| Exercise instructions |
Look for the word "Signal" in the entries below, then copy every line that has it.

| Information given |

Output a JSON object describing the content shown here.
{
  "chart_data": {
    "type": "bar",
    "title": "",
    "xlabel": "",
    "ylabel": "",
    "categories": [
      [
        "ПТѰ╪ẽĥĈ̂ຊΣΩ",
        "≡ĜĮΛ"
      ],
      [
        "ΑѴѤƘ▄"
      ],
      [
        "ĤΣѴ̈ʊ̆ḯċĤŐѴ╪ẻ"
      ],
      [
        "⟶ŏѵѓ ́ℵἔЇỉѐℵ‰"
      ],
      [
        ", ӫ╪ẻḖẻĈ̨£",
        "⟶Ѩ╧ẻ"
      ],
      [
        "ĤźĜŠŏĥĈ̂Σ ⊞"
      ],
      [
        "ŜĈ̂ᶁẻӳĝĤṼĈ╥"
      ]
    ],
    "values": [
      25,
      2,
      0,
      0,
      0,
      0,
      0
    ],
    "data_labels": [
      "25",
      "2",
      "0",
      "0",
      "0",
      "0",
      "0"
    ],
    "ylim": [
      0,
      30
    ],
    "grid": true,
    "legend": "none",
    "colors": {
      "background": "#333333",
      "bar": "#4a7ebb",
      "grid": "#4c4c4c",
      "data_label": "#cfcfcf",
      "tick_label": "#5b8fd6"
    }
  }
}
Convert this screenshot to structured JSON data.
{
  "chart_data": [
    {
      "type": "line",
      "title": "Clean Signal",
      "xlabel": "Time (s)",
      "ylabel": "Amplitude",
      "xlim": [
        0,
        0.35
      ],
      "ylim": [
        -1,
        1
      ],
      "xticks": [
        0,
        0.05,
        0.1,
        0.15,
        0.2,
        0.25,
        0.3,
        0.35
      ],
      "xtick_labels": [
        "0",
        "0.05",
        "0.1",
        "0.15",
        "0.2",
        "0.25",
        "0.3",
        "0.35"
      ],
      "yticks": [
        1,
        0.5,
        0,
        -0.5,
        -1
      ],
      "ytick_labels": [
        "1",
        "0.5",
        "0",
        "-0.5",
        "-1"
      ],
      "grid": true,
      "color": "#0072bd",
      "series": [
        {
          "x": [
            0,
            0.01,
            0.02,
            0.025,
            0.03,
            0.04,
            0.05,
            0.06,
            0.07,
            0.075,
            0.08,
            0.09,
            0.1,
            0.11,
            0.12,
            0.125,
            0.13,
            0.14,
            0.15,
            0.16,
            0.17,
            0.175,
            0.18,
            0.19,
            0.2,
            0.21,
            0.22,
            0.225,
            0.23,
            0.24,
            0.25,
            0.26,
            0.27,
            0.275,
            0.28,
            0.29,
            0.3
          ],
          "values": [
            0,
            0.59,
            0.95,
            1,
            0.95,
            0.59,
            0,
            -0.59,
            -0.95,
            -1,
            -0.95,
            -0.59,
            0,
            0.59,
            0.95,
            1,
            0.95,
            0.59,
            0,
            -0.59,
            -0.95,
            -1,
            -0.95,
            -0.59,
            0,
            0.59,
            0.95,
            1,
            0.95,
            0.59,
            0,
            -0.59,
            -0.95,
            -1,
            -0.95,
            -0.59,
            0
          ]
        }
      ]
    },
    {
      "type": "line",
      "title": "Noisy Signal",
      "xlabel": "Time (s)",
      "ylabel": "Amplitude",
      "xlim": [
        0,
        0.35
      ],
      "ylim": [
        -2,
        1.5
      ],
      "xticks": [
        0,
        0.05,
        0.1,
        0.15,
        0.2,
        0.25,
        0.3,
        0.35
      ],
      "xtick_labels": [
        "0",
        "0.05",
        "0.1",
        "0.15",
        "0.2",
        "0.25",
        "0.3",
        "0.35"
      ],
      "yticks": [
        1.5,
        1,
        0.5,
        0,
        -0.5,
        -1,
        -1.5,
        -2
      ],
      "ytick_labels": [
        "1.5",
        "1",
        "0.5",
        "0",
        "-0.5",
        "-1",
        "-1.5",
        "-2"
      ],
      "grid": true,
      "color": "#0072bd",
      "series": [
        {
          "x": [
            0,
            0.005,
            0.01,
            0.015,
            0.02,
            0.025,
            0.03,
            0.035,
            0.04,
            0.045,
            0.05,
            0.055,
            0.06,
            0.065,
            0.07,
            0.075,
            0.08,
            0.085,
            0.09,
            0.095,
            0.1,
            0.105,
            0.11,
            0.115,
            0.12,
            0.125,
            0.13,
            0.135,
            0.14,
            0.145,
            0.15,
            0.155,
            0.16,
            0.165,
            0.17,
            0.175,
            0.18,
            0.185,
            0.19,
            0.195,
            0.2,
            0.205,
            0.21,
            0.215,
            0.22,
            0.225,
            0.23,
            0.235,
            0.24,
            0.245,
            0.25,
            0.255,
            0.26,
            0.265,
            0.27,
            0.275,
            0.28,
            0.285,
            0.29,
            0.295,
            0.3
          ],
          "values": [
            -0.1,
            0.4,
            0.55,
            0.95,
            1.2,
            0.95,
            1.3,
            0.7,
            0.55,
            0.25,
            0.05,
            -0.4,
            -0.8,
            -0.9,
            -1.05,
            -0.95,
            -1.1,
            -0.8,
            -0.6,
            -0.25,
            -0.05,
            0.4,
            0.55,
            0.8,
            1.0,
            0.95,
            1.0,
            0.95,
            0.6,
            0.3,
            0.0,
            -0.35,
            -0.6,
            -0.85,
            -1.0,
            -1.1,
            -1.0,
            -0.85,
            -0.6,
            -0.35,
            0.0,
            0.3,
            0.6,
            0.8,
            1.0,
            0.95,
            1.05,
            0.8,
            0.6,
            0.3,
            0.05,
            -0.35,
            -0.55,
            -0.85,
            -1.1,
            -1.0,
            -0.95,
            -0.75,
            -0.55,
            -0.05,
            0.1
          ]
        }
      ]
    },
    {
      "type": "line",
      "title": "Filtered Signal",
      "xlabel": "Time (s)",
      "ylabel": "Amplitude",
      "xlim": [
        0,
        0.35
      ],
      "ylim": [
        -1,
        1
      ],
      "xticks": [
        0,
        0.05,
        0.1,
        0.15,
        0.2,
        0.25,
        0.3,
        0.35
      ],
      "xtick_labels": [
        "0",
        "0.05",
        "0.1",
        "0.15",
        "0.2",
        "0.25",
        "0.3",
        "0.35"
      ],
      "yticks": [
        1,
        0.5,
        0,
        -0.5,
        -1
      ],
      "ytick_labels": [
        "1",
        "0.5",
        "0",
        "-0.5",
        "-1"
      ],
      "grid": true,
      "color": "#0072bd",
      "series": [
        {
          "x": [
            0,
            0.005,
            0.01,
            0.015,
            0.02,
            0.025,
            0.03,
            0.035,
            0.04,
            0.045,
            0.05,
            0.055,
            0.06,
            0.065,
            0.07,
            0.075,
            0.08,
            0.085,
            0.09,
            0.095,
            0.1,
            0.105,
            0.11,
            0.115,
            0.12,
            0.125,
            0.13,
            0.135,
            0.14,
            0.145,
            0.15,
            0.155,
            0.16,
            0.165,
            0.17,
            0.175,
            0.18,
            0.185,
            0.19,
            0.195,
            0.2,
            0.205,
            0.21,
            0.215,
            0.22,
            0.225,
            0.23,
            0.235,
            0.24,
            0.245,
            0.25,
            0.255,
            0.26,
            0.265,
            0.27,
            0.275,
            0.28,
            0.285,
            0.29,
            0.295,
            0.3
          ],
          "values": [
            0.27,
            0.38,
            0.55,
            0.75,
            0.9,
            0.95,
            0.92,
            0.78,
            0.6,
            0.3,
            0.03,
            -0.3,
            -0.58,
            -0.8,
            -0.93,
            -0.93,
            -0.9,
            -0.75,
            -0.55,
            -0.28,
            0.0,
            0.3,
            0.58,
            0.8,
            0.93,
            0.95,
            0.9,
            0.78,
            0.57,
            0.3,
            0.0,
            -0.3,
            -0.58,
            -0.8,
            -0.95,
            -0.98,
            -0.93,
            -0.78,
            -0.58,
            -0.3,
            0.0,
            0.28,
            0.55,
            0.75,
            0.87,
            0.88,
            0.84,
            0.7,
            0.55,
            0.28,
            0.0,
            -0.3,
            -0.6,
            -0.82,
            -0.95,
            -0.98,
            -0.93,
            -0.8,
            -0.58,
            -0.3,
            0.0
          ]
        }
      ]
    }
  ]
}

| Result for this task |
      "title": "Clean Signal",
      "title": "Noisy Signal",
      "title": "Filtered Signal",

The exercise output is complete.